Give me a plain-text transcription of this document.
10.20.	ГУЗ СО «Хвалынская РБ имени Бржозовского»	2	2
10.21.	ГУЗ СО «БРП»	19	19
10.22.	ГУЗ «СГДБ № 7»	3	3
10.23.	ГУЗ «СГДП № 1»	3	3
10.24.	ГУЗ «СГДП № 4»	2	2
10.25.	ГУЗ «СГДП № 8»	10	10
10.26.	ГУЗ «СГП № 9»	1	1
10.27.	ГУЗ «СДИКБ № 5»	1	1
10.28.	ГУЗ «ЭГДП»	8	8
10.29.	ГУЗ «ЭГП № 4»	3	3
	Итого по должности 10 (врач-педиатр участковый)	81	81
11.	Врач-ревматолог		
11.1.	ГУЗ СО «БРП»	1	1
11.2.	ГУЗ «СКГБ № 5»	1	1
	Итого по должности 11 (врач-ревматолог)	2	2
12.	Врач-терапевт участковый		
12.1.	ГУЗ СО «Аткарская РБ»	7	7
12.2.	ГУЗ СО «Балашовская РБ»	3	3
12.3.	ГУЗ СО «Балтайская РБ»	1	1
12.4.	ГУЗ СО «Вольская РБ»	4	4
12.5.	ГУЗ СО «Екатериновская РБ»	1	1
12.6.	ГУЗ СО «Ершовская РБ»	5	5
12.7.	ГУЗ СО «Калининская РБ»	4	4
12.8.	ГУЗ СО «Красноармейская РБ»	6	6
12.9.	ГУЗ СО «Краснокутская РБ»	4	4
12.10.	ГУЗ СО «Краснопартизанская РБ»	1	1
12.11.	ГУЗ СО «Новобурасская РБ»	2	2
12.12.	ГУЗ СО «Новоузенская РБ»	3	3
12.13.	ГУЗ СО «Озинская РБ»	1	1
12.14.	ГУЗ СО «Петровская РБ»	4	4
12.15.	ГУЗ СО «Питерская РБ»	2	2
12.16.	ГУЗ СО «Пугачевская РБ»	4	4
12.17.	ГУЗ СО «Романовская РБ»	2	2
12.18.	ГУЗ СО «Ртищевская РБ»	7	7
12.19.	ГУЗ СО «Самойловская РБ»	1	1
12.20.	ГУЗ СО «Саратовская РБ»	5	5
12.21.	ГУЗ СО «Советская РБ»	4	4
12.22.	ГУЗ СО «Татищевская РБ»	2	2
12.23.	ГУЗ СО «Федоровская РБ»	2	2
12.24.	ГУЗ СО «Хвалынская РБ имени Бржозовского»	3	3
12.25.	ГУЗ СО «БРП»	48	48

□ □ □ □ □ □ □

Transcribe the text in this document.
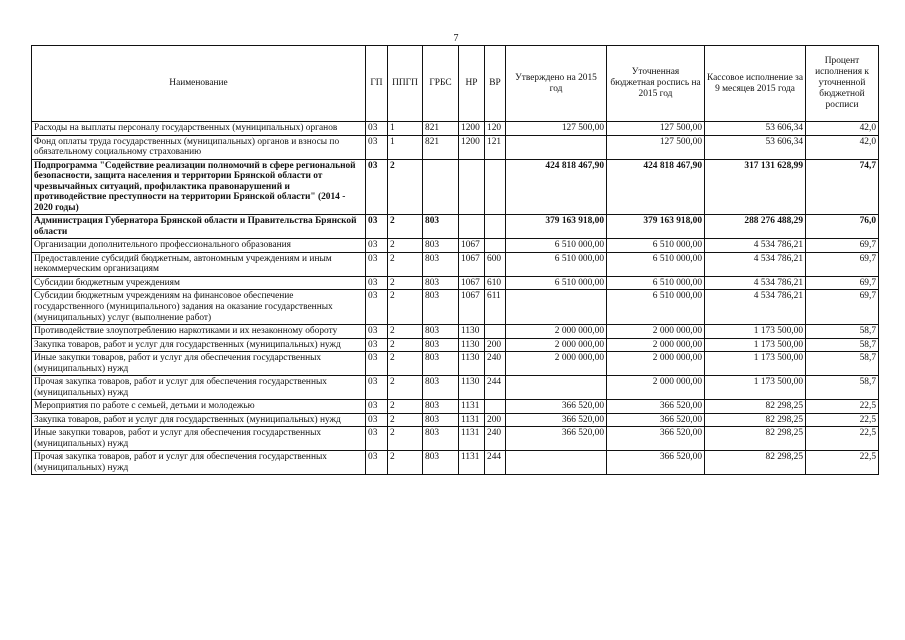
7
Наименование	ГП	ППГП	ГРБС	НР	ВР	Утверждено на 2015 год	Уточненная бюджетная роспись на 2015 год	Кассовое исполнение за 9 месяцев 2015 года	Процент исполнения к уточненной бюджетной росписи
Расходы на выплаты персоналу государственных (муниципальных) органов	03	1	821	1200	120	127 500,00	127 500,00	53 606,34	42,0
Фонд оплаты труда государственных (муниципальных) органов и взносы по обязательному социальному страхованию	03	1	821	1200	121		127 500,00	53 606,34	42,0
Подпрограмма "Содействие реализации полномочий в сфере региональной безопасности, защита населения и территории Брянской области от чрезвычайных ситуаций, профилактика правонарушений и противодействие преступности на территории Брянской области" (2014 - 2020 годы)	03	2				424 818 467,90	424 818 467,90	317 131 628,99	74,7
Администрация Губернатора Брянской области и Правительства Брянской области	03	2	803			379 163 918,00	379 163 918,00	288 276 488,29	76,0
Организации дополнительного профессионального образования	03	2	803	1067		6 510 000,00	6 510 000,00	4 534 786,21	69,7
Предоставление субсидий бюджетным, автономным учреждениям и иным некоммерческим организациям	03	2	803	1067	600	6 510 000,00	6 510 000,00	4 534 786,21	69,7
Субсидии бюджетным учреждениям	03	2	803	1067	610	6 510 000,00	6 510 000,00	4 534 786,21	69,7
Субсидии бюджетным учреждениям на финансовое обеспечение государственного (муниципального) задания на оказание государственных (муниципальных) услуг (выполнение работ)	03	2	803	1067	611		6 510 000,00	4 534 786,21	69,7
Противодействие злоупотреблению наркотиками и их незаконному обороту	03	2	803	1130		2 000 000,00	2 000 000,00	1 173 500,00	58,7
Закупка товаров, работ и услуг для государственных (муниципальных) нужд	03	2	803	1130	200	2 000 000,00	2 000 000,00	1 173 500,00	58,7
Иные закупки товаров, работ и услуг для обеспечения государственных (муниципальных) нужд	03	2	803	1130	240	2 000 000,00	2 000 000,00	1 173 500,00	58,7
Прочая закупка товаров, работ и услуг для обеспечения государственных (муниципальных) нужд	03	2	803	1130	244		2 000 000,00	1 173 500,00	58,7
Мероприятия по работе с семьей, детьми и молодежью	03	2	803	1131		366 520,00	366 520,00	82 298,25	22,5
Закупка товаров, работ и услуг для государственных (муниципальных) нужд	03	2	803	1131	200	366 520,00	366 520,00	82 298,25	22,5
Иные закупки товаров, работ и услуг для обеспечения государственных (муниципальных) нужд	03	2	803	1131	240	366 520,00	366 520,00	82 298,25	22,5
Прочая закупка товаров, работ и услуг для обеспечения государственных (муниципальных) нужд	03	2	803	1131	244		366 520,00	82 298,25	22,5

□ □ □ □ □ □ □

WHAT IS NEEDED: Identify each line holding the string "области", and copy it out.

TASK RESPONSE:
Подпрограмма "Содействие реализации полномочий в сфере региональной безопасности, защита населения и территории Брянской области от чрезвычайных ситуаций, профилактика правонарушений и противодействие преступности на территории Брянской области" (2014 - 2020 годы)	03	2				424 818 467,90	424 818 467,90	317 131 628,99	74,7
Администрация Губернатора Брянской области и Правительства Брянской области	03	2	803			379 163 918,00	379 163 918,00	288 276 488,29	76,0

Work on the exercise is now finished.